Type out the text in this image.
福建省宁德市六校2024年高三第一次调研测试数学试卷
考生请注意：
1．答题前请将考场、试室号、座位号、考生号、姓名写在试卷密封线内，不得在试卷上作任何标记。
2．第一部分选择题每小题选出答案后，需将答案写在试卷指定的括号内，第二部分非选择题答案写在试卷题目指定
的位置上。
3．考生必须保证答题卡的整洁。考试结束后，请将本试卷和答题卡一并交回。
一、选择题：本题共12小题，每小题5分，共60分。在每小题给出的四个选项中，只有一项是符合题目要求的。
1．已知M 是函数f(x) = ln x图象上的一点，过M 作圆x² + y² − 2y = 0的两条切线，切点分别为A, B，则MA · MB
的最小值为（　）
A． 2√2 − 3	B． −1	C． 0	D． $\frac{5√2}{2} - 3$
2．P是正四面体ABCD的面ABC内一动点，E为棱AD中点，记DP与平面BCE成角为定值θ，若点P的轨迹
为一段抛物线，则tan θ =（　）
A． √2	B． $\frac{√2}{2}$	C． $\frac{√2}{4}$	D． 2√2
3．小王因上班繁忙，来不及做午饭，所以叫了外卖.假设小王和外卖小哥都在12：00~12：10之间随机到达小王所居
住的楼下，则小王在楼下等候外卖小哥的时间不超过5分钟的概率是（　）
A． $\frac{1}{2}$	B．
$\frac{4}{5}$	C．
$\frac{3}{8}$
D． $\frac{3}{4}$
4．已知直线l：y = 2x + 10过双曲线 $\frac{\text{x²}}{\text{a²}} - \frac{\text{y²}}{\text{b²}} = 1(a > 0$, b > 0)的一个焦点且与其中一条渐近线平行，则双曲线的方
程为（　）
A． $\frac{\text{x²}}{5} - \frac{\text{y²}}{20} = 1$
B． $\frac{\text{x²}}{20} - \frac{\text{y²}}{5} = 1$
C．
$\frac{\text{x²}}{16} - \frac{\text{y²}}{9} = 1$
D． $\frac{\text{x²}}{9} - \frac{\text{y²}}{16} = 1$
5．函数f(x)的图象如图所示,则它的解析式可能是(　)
# # # #
__WORK INSTRUCTIONS__
Copy all lines from the material that include "frac".

__RESPONSE__
A． 2√2 − 3	B． −1	C． 0	D． $\frac{5√2}{2} - 3$
A． √2	B． $\frac{√2}{2}$	C． $\frac{√2}{4}$	D． 2√2
A． $\frac{1}{2}$	B．
$\frac{4}{5}$	C．
$\frac{3}{8}$
D． $\frac{3}{4}$
4．已知直线l：y = 2x + 10过双曲线 $\frac{\text{x²}}{\text{a²}} - \frac{\text{y²}}{\text{b²}} = 1(a > 0$, b > 0)的一个焦点且与其中一条渐近线平行，则双曲线的方
A． $\frac{\text{x²}}{5} - \frac{\text{y²}}{20} = 1$
B． $\frac{\text{x²}}{20} - \frac{\text{y²}}{5} = 1$
$\frac{\text{x²}}{16} - \frac{\text{y²}}{9} = 1$
D． $\frac{\text{x²}}{9} - \frac{\text{y²}}{16} = 1$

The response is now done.